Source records
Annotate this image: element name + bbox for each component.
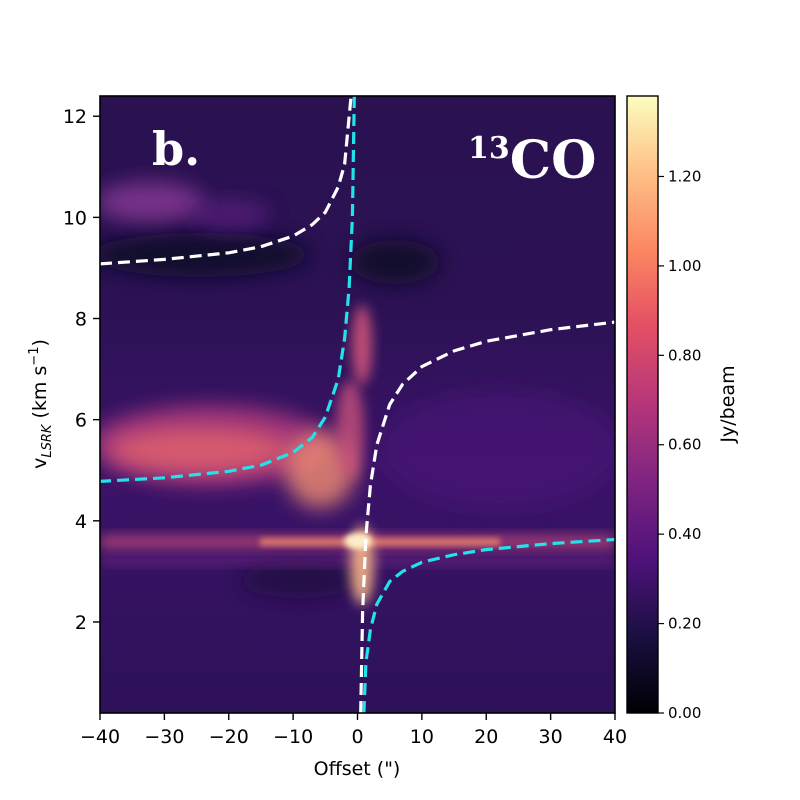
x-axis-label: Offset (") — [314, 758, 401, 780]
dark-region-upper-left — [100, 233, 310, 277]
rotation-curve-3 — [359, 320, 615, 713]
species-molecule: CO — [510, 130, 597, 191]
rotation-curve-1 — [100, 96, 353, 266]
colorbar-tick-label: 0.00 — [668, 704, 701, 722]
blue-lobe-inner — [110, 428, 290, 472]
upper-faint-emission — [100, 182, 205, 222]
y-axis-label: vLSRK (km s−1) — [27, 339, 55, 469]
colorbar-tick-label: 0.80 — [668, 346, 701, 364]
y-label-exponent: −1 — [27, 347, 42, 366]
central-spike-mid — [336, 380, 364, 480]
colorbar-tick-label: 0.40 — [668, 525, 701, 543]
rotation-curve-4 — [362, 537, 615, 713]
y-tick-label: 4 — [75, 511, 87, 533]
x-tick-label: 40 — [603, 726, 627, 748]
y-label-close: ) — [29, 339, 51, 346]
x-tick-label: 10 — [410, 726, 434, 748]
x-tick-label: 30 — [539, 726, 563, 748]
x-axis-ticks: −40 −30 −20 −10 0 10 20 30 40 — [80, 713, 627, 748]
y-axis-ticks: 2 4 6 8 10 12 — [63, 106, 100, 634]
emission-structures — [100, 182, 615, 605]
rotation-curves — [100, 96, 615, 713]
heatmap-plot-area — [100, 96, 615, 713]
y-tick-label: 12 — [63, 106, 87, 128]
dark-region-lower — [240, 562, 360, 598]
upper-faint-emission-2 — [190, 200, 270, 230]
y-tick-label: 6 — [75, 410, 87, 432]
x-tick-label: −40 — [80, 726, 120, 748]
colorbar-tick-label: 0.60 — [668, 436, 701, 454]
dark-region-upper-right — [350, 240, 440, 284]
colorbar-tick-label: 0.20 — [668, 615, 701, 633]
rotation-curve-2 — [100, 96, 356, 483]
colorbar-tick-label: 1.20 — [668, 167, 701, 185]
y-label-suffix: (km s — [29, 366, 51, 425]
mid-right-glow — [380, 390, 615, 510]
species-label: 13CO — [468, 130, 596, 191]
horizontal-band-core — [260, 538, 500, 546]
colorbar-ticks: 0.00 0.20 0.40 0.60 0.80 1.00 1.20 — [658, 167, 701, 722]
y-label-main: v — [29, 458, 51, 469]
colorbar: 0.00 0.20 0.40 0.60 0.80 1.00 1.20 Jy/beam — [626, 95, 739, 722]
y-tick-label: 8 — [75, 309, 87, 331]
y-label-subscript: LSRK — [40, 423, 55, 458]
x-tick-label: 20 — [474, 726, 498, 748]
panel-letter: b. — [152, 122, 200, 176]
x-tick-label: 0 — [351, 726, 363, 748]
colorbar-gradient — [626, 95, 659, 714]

Goal
Copy every line above word for word, omitting the picture.

Complete response
Annotate this image: element name + bbox for each component.
x-axis-label: Offset (") — [314, 758, 401, 780]
dark-region-upper-left — [100, 233, 310, 277]
rotation-curve-3 — [359, 320, 615, 713]
species-molecule: CO — [510, 130, 597, 191]
rotation-curve-1 — [100, 96, 353, 266]
colorbar-tick-label: 0.00 — [668, 704, 701, 722]
blue-lobe-inner — [110, 428, 290, 472]
upper-faint-emission — [100, 182, 205, 222]
y-axis-label: vLSRK (km s−1) — [27, 339, 55, 469]
colorbar-tick-label: 0.80 — [668, 346, 701, 364]
y-label-exponent: −1 — [27, 347, 42, 366]
central-spike-mid — [336, 380, 364, 480]
colorbar-tick-label: 0.40 — [668, 525, 701, 543]
rotation-curve-4 — [362, 537, 615, 713]
y-tick-label: 4 — [75, 511, 87, 533]
x-tick-label: 40 — [603, 726, 627, 748]
y-label-close: ) — [29, 339, 51, 346]
x-tick-label: 10 — [410, 726, 434, 748]
x-tick-label: 30 — [539, 726, 563, 748]
x-axis-ticks: −40 −30 −20 −10 0 10 20 30 40 — [80, 713, 627, 748]
y-axis-ticks: 2 4 6 8 10 12 — [63, 106, 100, 634]
emission-structures — [100, 182, 615, 605]
rotation-curves — [100, 96, 615, 713]
heatmap-plot-area — [100, 96, 615, 713]
y-tick-label: 12 — [63, 106, 87, 128]
dark-region-lower — [240, 562, 360, 598]
upper-faint-emission-2 — [190, 200, 270, 230]
y-tick-label: 6 — [75, 410, 87, 432]
x-tick-label: −40 — [80, 726, 120, 748]
colorbar-tick-label: 0.60 — [668, 436, 701, 454]
dark-region-upper-right — [350, 240, 440, 284]
colorbar-tick-label: 0.20 — [668, 615, 701, 633]
rotation-curve-2 — [100, 96, 356, 483]
colorbar-tick-label: 1.20 — [668, 167, 701, 185]
y-label-suffix: (km s — [29, 366, 51, 425]
mid-right-glow — [380, 390, 615, 510]
species-label: 13CO — [468, 130, 596, 191]
horizontal-band-core — [260, 538, 500, 546]
colorbar-ticks: 0.00 0.20 0.40 0.60 0.80 1.00 1.20 — [658, 167, 701, 722]
y-label-main: v — [29, 458, 51, 469]
colorbar: 0.00 0.20 0.40 0.60 0.80 1.00 1.20 Jy/beam — [626, 95, 739, 722]
y-tick-label: 8 — [75, 309, 87, 331]
y-label-subscript: LSRK — [40, 423, 55, 458]
x-tick-label: 20 — [474, 726, 498, 748]
panel-letter: b. — [152, 122, 200, 176]
x-tick-label: 0 — [351, 726, 363, 748]
colorbar-gradient — [626, 95, 659, 714]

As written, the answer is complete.